From the entries that follow, work out how many lines contain "suggest". Write the number only.

-- -- --

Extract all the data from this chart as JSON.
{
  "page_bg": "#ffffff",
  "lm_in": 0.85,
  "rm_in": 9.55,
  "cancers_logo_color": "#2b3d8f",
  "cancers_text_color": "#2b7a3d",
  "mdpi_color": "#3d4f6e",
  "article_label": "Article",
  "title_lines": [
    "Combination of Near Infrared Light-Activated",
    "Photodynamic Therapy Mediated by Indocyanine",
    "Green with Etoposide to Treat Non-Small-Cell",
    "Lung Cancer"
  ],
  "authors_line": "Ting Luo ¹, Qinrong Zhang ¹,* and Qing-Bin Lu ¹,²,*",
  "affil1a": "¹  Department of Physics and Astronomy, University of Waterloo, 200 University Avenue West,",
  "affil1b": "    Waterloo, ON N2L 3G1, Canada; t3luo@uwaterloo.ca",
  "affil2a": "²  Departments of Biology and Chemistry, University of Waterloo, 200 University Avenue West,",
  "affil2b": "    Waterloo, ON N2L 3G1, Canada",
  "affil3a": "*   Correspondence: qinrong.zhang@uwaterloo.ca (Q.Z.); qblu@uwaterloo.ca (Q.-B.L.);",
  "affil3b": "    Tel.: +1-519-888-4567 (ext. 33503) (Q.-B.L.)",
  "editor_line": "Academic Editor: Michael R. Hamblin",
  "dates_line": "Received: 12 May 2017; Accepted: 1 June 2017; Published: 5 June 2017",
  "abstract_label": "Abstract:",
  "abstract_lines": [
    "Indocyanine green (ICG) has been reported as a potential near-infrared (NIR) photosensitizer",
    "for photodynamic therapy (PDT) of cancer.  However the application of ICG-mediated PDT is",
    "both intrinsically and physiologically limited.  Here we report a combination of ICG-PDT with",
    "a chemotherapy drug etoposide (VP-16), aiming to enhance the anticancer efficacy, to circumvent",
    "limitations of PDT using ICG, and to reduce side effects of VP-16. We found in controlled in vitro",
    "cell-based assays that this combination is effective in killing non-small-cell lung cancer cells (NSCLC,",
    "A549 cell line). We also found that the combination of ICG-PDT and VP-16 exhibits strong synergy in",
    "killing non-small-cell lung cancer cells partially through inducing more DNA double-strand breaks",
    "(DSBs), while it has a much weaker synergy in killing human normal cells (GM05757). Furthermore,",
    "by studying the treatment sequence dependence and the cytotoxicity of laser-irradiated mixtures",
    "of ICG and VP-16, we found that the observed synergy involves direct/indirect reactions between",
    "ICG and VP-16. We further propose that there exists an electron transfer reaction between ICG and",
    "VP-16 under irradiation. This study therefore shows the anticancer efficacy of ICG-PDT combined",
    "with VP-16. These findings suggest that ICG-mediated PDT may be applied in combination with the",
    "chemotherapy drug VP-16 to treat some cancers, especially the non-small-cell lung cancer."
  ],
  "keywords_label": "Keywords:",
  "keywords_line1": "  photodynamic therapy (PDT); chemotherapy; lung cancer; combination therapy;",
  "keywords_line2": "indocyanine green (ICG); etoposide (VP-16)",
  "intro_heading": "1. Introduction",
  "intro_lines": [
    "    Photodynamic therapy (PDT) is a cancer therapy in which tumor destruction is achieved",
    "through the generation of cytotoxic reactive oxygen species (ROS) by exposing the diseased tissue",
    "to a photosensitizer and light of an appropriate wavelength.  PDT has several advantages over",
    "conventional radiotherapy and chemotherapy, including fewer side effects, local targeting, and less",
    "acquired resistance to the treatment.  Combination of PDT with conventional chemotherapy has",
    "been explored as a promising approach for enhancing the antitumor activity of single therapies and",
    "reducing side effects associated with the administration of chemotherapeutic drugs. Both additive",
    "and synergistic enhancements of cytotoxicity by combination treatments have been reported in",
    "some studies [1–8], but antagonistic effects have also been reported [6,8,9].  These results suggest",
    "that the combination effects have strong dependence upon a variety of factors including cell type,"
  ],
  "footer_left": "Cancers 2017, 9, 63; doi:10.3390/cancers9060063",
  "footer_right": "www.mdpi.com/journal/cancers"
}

-- -- --

== RESULT FOR THIS TASK ==
2